======== Records for this exercise

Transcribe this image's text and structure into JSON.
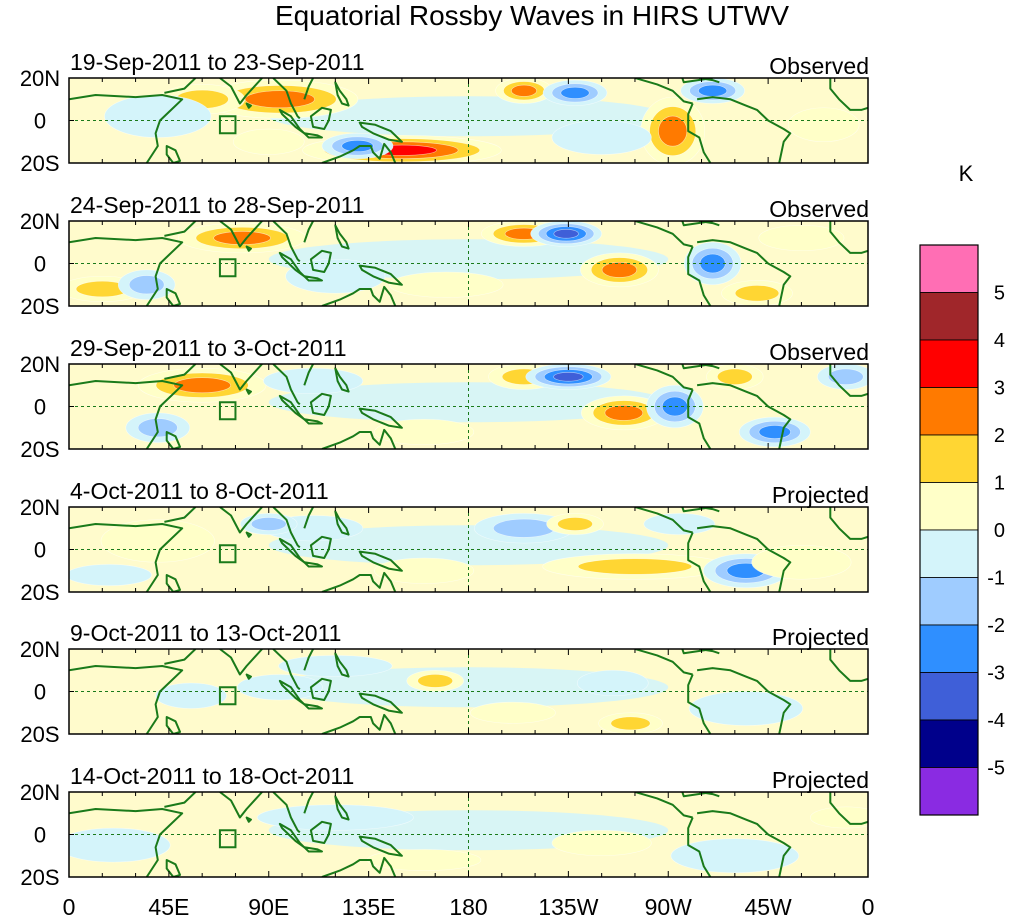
{
  "title": "Equatorial Rossby Waves in HIRS UTWV",
  "unit_label": "K",
  "lat_labels": [
    "20N",
    "0",
    "20S"
  ],
  "lon_labels": [
    "0",
    "45E",
    "90E",
    "135E",
    "180",
    "135W",
    "90W",
    "45W",
    "0"
  ],
  "colorbar": {
    "tick_labels": [
      "5",
      "4",
      "3",
      "2",
      "1",
      "0",
      "-1",
      "-2",
      "-3",
      "-4",
      "-5"
    ],
    "colors": [
      "#ff6eb4",
      "#a0262a",
      "#ff0000",
      "#ff7a00",
      "#ffd633",
      "#ffffc8",
      "#d4f4fa",
      "#9fccff",
      "#2f8fff",
      "#3f5fd8",
      "#00008b",
      "#8a2be2"
    ]
  },
  "panels": [
    {
      "dates": "19-Sep-2011 to 23-Sep-2011",
      "type": "Observed",
      "anomalies": [
        {
          "lon": 95,
          "lat": 10,
          "rx": 22,
          "ry": 9,
          "value": 3
        },
        {
          "lon": 150,
          "lat": -14,
          "rx": 28,
          "ry": 7,
          "value": 4
        },
        {
          "lon": 130,
          "lat": -12,
          "rx": 10,
          "ry": 6,
          "value": -3
        },
        {
          "lon": 205,
          "lat": 14,
          "rx": 8,
          "ry": 6,
          "value": 3
        },
        {
          "lon": 228,
          "lat": 13,
          "rx": 9,
          "ry": 6,
          "value": -3
        },
        {
          "lon": 272,
          "lat": -5,
          "rx": 9,
          "ry": 16,
          "value": 3
        },
        {
          "lon": 290,
          "lat": 14,
          "rx": 9,
          "ry": 6,
          "value": -3
        },
        {
          "lon": 60,
          "lat": 10,
          "rx": 12,
          "ry": 7,
          "value": 2
        },
        {
          "lon": 90,
          "lat": -10,
          "rx": 10,
          "ry": 6,
          "value": 1
        },
        {
          "lon": 40,
          "lat": 2,
          "rx": 15,
          "ry": 10,
          "value": -1
        },
        {
          "lon": 240,
          "lat": -8,
          "rx": 14,
          "ry": 8,
          "value": -1
        },
        {
          "lon": 340,
          "lat": -2,
          "rx": 10,
          "ry": 8,
          "value": 1
        }
      ]
    },
    {
      "dates": "24-Sep-2011 to 28-Sep-2011",
      "type": "Observed",
      "anomalies": [
        {
          "lon": 78,
          "lat": 12,
          "rx": 18,
          "ry": 7,
          "value": 3
        },
        {
          "lon": 205,
          "lat": 14,
          "rx": 12,
          "ry": 6,
          "value": 3
        },
        {
          "lon": 224,
          "lat": 14,
          "rx": 10,
          "ry": 6,
          "value": -4
        },
        {
          "lon": 248,
          "lat": -3,
          "rx": 11,
          "ry": 8,
          "value": 3
        },
        {
          "lon": 290,
          "lat": 0,
          "rx": 8,
          "ry": 10,
          "value": -3
        },
        {
          "lon": 15,
          "lat": -12,
          "rx": 12,
          "ry": 6,
          "value": 2
        },
        {
          "lon": 35,
          "lat": -10,
          "rx": 8,
          "ry": 7,
          "value": -2
        },
        {
          "lon": 310,
          "lat": -14,
          "rx": 10,
          "ry": 6,
          "value": 2
        },
        {
          "lon": 330,
          "lat": 12,
          "rx": 12,
          "ry": 6,
          "value": 1
        },
        {
          "lon": 120,
          "lat": -6,
          "rx": 14,
          "ry": 8,
          "value": -1
        },
        {
          "lon": 170,
          "lat": -10,
          "rx": 16,
          "ry": 6,
          "value": 1
        }
      ]
    },
    {
      "dates": "29-Sep-2011 to 3-Oct-2011",
      "type": "Observed",
      "anomalies": [
        {
          "lon": 60,
          "lat": 10,
          "rx": 18,
          "ry": 8,
          "value": 3
        },
        {
          "lon": 205,
          "lat": 14,
          "rx": 10,
          "ry": 6,
          "value": 2
        },
        {
          "lon": 225,
          "lat": 14,
          "rx": 12,
          "ry": 6,
          "value": -4
        },
        {
          "lon": 250,
          "lat": -3,
          "rx": 12,
          "ry": 8,
          "value": 3
        },
        {
          "lon": 273,
          "lat": 0,
          "rx": 8,
          "ry": 10,
          "value": -3
        },
        {
          "lon": 300,
          "lat": 14,
          "rx": 8,
          "ry": 6,
          "value": 2
        },
        {
          "lon": 318,
          "lat": -12,
          "rx": 10,
          "ry": 7,
          "value": -3
        },
        {
          "lon": 350,
          "lat": 14,
          "rx": 8,
          "ry": 6,
          "value": -2
        },
        {
          "lon": 40,
          "lat": -10,
          "rx": 9,
          "ry": 7,
          "value": -2
        },
        {
          "lon": 160,
          "lat": -12,
          "rx": 14,
          "ry": 6,
          "value": 1
        },
        {
          "lon": 110,
          "lat": 12,
          "rx": 14,
          "ry": 6,
          "value": -1
        }
      ]
    },
    {
      "dates": "4-Oct-2011 to 8-Oct-2011",
      "type": "Projected",
      "anomalies": [
        {
          "lon": 40,
          "lat": 4,
          "rx": 16,
          "ry": 10,
          "value": 1
        },
        {
          "lon": 110,
          "lat": 10,
          "rx": 14,
          "ry": 6,
          "value": -1
        },
        {
          "lon": 90,
          "lat": 12,
          "rx": 8,
          "ry": 5,
          "value": -2
        },
        {
          "lon": 205,
          "lat": 10,
          "rx": 14,
          "ry": 7,
          "value": -2
        },
        {
          "lon": 228,
          "lat": 12,
          "rx": 8,
          "ry": 5,
          "value": 2
        },
        {
          "lon": 255,
          "lat": -8,
          "rx": 26,
          "ry": 6,
          "value": 2
        },
        {
          "lon": 305,
          "lat": -10,
          "rx": 12,
          "ry": 8,
          "value": -3
        },
        {
          "lon": 330,
          "lat": -6,
          "rx": 14,
          "ry": 8,
          "value": 1
        },
        {
          "lon": 18,
          "lat": -12,
          "rx": 12,
          "ry": 5,
          "value": -1
        },
        {
          "lon": 160,
          "lat": -10,
          "rx": 14,
          "ry": 6,
          "value": 1
        },
        {
          "lon": 275,
          "lat": 12,
          "rx": 10,
          "ry": 5,
          "value": -1
        }
      ]
    },
    {
      "dates": "9-Oct-2011 to 13-Oct-2011",
      "type": "Projected",
      "anomalies": [
        {
          "lon": 95,
          "lat": 2,
          "rx": 12,
          "ry": 6,
          "value": -1
        },
        {
          "lon": 55,
          "lat": -2,
          "rx": 10,
          "ry": 6,
          "value": -1
        },
        {
          "lon": 165,
          "lat": 5,
          "rx": 8,
          "ry": 5,
          "value": 2
        },
        {
          "lon": 245,
          "lat": 4,
          "rx": 10,
          "ry": 6,
          "value": -1
        },
        {
          "lon": 253,
          "lat": -15,
          "rx": 9,
          "ry": 5,
          "value": 2
        },
        {
          "lon": 305,
          "lat": -8,
          "rx": 16,
          "ry": 8,
          "value": -1
        },
        {
          "lon": 200,
          "lat": -10,
          "rx": 12,
          "ry": 5,
          "value": 1
        },
        {
          "lon": 120,
          "lat": 12,
          "rx": 16,
          "ry": 5,
          "value": -1
        }
      ]
    },
    {
      "dates": "14-Oct-2011 to 18-Oct-2011",
      "type": "Projected",
      "anomalies": [
        {
          "lon": 20,
          "lat": -5,
          "rx": 16,
          "ry": 8,
          "value": -1
        },
        {
          "lon": 120,
          "lat": 8,
          "rx": 22,
          "ry": 6,
          "value": -1
        },
        {
          "lon": 160,
          "lat": -12,
          "rx": 16,
          "ry": 5,
          "value": 1
        },
        {
          "lon": 300,
          "lat": -10,
          "rx": 18,
          "ry": 8,
          "value": -1
        },
        {
          "lon": 350,
          "lat": 8,
          "rx": 10,
          "ry": 5,
          "value": 1
        },
        {
          "lon": 240,
          "lat": -4,
          "rx": 14,
          "ry": 6,
          "value": 1
        }
      ]
    }
  ]
}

================

Task to carry out
Show all lines in the entries above where the string "dates" appears.

Output of the task
      "dates": "19-Sep-2011 to 23-Sep-2011",
      "dates": "24-Sep-2011 to 28-Sep-2011",
      "dates": "29-Sep-2011 to 3-Oct-2011",
      "dates": "4-Oct-2011 to 8-Oct-2011",
      "dates": "9-Oct-2011 to 13-Oct-2011",
      "dates": "14-Oct-2011 to 18-Oct-2011",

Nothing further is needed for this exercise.